PROBLEM TO WORK ON: Identify every line containing the word "triangle" and reproduce each one.

RECORD LIST:
* start *

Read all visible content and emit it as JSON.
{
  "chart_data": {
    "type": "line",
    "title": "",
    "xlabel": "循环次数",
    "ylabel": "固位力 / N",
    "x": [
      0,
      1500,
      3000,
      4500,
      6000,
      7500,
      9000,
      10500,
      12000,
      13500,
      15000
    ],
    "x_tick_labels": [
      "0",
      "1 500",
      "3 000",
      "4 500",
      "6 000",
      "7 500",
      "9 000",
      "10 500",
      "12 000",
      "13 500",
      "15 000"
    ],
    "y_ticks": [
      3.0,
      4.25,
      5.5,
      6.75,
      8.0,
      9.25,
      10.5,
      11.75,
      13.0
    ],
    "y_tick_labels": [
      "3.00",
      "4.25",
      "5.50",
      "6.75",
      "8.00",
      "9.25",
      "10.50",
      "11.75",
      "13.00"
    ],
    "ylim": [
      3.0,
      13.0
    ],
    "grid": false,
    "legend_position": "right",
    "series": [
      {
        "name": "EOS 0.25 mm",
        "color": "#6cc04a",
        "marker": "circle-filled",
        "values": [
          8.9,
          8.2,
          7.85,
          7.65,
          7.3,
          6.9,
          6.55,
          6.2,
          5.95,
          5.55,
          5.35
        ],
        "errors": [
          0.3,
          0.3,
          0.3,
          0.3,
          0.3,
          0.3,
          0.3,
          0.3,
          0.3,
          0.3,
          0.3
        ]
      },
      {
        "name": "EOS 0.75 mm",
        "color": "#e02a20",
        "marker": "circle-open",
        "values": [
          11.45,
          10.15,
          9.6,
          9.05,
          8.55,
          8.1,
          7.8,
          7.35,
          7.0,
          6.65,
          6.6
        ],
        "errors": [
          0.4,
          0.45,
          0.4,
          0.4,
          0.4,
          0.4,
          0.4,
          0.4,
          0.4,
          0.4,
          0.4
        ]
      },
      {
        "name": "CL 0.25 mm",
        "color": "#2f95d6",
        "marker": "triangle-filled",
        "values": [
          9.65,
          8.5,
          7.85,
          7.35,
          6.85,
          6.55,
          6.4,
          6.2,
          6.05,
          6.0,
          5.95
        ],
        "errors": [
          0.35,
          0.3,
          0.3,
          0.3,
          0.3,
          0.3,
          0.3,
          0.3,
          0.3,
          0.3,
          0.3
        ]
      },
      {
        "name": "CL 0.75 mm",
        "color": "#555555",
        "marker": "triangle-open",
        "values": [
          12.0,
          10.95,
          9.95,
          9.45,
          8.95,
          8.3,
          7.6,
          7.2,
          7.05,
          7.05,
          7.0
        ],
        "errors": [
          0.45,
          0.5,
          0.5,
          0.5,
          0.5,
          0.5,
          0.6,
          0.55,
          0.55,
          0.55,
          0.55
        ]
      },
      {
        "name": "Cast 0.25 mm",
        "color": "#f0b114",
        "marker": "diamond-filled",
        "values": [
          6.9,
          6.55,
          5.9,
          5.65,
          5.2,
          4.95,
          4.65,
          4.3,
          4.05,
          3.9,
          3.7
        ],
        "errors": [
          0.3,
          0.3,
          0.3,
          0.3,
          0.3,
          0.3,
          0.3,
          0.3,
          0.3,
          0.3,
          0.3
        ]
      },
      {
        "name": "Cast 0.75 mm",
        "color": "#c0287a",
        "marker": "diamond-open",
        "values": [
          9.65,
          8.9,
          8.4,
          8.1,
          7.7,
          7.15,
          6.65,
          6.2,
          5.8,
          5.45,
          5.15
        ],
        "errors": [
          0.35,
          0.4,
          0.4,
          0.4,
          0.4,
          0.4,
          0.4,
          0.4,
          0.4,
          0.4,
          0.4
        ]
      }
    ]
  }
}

* end *

EXERCISE SOLUTION:
        "marker": "triangle-filled",
        "marker": "triangle-open",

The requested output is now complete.